From the listing below, extract each line containing the string "name".

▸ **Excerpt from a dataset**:

________________

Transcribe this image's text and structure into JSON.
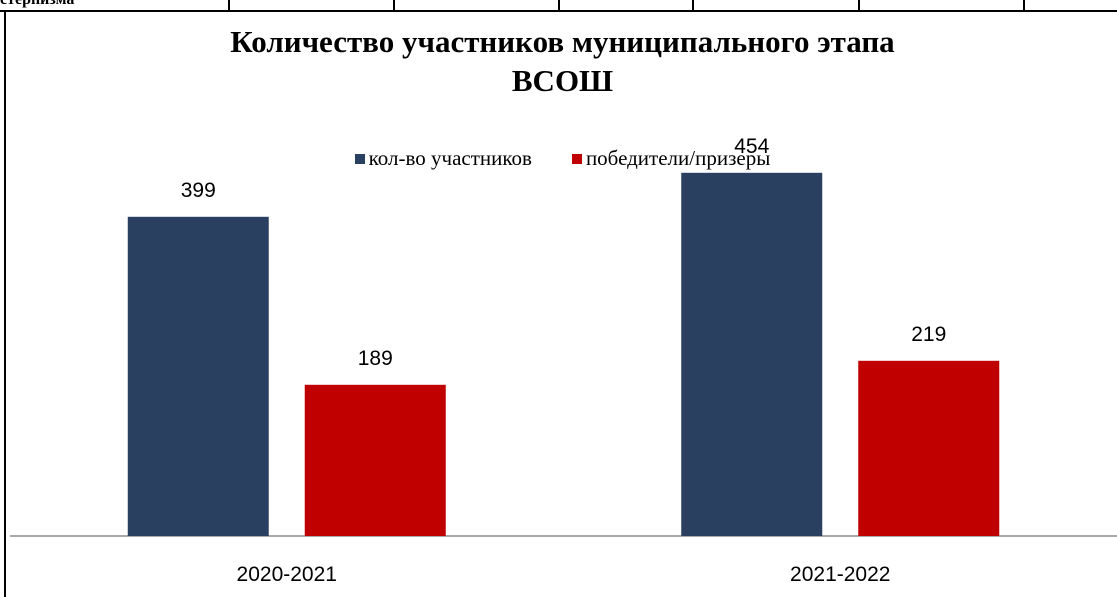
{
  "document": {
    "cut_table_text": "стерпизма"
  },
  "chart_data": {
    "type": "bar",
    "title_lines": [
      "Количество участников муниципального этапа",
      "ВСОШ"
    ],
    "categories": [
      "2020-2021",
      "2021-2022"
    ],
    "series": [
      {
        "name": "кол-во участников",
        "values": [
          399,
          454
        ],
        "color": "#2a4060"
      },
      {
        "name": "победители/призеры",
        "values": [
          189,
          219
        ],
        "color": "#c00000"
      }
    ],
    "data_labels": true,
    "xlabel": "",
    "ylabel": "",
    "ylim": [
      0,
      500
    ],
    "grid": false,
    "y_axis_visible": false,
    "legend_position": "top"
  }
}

________________

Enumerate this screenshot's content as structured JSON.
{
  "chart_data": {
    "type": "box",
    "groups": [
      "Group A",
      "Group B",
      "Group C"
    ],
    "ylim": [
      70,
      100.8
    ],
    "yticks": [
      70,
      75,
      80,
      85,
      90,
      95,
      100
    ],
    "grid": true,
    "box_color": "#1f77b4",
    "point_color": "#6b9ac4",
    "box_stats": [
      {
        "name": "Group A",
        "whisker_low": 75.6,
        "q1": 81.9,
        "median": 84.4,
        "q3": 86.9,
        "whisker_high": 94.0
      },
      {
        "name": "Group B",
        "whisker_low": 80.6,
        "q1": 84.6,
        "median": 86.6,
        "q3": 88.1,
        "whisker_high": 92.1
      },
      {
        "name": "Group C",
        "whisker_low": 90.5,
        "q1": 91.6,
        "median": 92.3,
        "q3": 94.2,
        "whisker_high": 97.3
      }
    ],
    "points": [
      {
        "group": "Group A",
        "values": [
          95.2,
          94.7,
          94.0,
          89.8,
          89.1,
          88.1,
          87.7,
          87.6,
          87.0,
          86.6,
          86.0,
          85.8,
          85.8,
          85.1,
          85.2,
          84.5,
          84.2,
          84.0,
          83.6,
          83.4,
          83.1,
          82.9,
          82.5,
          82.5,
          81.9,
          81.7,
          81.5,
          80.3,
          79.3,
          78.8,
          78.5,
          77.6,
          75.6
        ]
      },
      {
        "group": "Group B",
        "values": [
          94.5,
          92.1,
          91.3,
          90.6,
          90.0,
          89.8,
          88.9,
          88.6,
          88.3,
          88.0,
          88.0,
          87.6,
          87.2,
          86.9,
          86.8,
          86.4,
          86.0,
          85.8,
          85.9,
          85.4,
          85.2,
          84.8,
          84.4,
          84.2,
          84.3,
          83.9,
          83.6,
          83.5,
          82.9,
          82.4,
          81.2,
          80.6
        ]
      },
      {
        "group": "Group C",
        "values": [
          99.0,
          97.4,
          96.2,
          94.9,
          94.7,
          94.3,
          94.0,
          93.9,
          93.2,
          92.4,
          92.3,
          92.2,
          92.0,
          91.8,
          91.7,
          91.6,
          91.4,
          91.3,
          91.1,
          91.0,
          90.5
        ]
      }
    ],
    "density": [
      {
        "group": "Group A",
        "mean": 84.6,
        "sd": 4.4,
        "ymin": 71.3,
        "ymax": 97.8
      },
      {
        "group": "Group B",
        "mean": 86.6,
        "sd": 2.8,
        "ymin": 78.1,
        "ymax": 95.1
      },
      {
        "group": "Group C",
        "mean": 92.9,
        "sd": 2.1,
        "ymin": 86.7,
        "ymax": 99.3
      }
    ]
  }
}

________________

▸ **ANSWER TO THIS TASK**:
        "name": "кол-во участников",
        "name": "победители/призеры",
        "name": "Group A",
        "name": "Group B",
        "name": "Group C",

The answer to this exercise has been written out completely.